Provided material:
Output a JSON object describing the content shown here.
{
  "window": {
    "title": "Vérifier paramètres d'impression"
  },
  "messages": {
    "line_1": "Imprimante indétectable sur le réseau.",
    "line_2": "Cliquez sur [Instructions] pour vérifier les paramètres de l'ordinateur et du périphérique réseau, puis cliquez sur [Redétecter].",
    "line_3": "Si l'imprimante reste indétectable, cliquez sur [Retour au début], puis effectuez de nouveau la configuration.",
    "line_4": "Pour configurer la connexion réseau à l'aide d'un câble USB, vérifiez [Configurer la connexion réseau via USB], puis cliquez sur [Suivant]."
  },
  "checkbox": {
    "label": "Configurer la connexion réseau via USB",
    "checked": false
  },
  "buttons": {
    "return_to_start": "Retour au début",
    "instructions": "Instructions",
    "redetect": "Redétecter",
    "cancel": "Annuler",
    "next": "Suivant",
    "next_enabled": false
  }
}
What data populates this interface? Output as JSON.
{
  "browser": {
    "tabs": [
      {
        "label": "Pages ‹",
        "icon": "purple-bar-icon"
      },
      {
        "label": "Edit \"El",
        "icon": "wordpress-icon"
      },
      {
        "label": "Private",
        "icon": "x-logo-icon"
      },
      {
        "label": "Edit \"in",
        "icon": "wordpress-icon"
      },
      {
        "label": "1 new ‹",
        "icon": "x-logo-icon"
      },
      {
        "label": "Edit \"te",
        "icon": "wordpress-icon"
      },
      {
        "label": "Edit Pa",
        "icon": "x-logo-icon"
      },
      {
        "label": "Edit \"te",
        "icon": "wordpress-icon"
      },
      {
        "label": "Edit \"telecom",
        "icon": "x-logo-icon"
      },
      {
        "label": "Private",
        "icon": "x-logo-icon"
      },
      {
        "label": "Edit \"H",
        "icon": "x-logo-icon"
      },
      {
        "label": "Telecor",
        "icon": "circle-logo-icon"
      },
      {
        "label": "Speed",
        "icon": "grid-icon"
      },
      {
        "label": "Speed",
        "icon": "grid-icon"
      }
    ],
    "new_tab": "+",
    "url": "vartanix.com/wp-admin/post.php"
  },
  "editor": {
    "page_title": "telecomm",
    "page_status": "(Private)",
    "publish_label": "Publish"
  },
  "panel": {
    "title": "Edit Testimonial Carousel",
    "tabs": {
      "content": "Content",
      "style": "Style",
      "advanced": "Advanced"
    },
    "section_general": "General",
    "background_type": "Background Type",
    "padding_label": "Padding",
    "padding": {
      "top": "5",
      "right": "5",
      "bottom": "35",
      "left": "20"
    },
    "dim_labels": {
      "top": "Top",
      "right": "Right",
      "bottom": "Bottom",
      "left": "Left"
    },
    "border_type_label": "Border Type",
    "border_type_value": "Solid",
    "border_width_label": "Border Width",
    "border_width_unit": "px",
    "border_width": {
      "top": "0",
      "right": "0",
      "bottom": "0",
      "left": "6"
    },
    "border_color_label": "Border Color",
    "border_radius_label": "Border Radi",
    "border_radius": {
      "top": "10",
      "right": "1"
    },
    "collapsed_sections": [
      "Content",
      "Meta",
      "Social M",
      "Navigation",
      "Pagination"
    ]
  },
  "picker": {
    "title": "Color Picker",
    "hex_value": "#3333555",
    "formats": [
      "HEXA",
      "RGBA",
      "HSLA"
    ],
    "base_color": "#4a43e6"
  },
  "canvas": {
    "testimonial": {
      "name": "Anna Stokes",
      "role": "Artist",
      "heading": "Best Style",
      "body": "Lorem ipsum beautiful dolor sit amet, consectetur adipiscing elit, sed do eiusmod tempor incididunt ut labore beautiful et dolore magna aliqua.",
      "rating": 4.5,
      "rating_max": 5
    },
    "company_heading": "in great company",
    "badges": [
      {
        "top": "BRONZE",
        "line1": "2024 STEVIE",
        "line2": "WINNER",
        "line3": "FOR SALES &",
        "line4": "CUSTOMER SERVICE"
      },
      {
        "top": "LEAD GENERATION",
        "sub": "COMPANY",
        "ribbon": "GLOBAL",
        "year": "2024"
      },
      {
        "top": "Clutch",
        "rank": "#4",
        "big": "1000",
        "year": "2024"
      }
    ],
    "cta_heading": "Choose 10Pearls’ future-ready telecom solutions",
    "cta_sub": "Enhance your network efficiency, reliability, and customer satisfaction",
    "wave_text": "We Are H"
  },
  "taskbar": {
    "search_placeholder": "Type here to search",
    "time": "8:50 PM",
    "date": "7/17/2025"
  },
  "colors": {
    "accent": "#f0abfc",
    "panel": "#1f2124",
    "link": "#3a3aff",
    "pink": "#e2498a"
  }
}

Exercise: Extract all lines as given.

Solution to this task:
Output a JSON object describing the content shown here.
{
  "window": {
    "title": "Vérifier paramètres d'impression"
  },
  "messages": {
    "line_1": "Imprimante indétectable sur le réseau.",
    "line_2": "Cliquez sur [Instructions] pour vérifier les paramètres de l'ordinateur et du périphérique réseau, puis cliquez sur [Redétecter].",
    "line_3": "Si l'imprimante reste indétectable, cliquez sur [Retour au début], puis effectuez de nouveau la configuration.",
    "line_4": "Pour configurer la connexion réseau à l'aide d'un câble USB, vérifiez [Configurer la connexion réseau via USB], puis cliquez sur [Suivant]."
  },
  "checkbox": {
    "label": "Configurer la connexion réseau via USB",
    "checked": false
  },
  "buttons": {
    "return_to_start": "Retour au début",
    "instructions": "Instructions",
    "redetect": "Redétecter",
    "cancel": "Annuler",
    "next": "Suivant",
    "next_enabled": false
  }
}
What data populates this interface? Output as JSON.
{
  "browser": {
    "tabs": [
      {
        "label": "Pages ‹",
        "icon": "purple-bar-icon"
      },
      {
        "label": "Edit \"El",
        "icon": "wordpress-icon"
      },
      {
        "label": "Private",
        "icon": "x-logo-icon"
      },
      {
        "label": "Edit \"in",
        "icon": "wordpress-icon"
      },
      {
        "label": "1 new ‹",
        "icon": "x-logo-icon"
      },
      {
        "label": "Edit \"te",
        "icon": "wordpress-icon"
      },
      {
        "label": "Edit Pa",
        "icon": "x-logo-icon"
      },
      {
        "label": "Edit \"te",
        "icon": "wordpress-icon"
      },
      {
        "label": "Edit \"telecom",
        "icon": "x-logo-icon"
      },
      {
        "label": "Private",
        "icon": "x-logo-icon"
      },
      {
        "label": "Edit \"H",
        "icon": "x-logo-icon"
      },
      {
        "label": "Telecor",
        "icon": "circle-logo-icon"
      },
      {
        "label": "Speed",
        "icon": "grid-icon"
      },
      {
        "label": "Speed",
        "icon": "grid-icon"
      }
    ],
    "new_tab": "+",
    "url": "vartanix.com/wp-admin/post.php"
  },
  "editor": {
    "page_title": "telecomm",
    "page_status": "(Private)",
    "publish_label": "Publish"
  },
  "panel": {
    "title": "Edit Testimonial Carousel",
    "tabs": {
      "content": "Content",
      "style": "Style",
      "advanced": "Advanced"
    },
    "section_general": "General",
    "background_type": "Background Type",
    "padding_label": "Padding",
    "padding": {
      "top": "5",
      "right": "5",
      "bottom": "35",
      "left": "20"
    },
    "dim_labels": {
      "top": "Top",
      "right": "Right",
      "bottom": "Bottom",
      "left": "Left"
    },
    "border_type_label": "Border Type",
    "border_type_value": "Solid",
    "border_width_label": "Border Width",
    "border_width_unit": "px",
    "border_width": {
      "top": "0",
      "right": "0",
      "bottom": "0",
      "left": "6"
    },
    "border_color_label": "Border Color",
    "border_radius_label": "Border Radi",
    "border_radius": {
      "top": "10",
      "right": "1"
    },
    "collapsed_sections": [
      "Content",
      "Meta",
      "Social M",
      "Navigation",
      "Pagination"
    ]
  },
  "picker": {
    "title": "Color Picker",
    "hex_value": "#3333555",
    "formats": [
      "HEXA",
      "RGBA",
      "HSLA"
    ],
    "base_color": "#4a43e6"
  },
  "canvas": {
    "testimonial": {
      "name": "Anna Stokes",
      "role": "Artist",
      "heading": "Best Style",
      "body": "Lorem ipsum beautiful dolor sit amet, consectetur adipiscing elit, sed do eiusmod tempor incididunt ut labore beautiful et dolore magna aliqua.",
      "rating": 4.5,
      "rating_max": 5
    },
    "company_heading": "in great company",
    "badges": [
      {
        "top": "BRONZE",
        "line1": "2024 STEVIE",
        "line2": "WINNER",
        "line3": "FOR SALES &",
        "line4": "CUSTOMER SERVICE"
      },
      {
        "top": "LEAD GENERATION",
        "sub": "COMPANY",
        "ribbon": "GLOBAL",
        "year": "2024"
      },
      {
        "top": "Clutch",
        "rank": "#4",
        "big": "1000",
        "year": "2024"
      }
    ],
    "cta_heading": "Choose 10Pearls’ future-ready telecom solutions",
    "cta_sub": "Enhance your network efficiency, reliability, and customer satisfaction",
    "wave_text": "We Are H"
  },
  "taskbar": {
    "search_placeholder": "Type here to search",
    "time": "8:50 PM",
    "date": "7/17/2025"
  },
  "colors": {
    "accent": "#f0abfc",
    "panel": "#1f2124",
    "link": "#3a3aff",
    "pink": "#e2498a"
  }
}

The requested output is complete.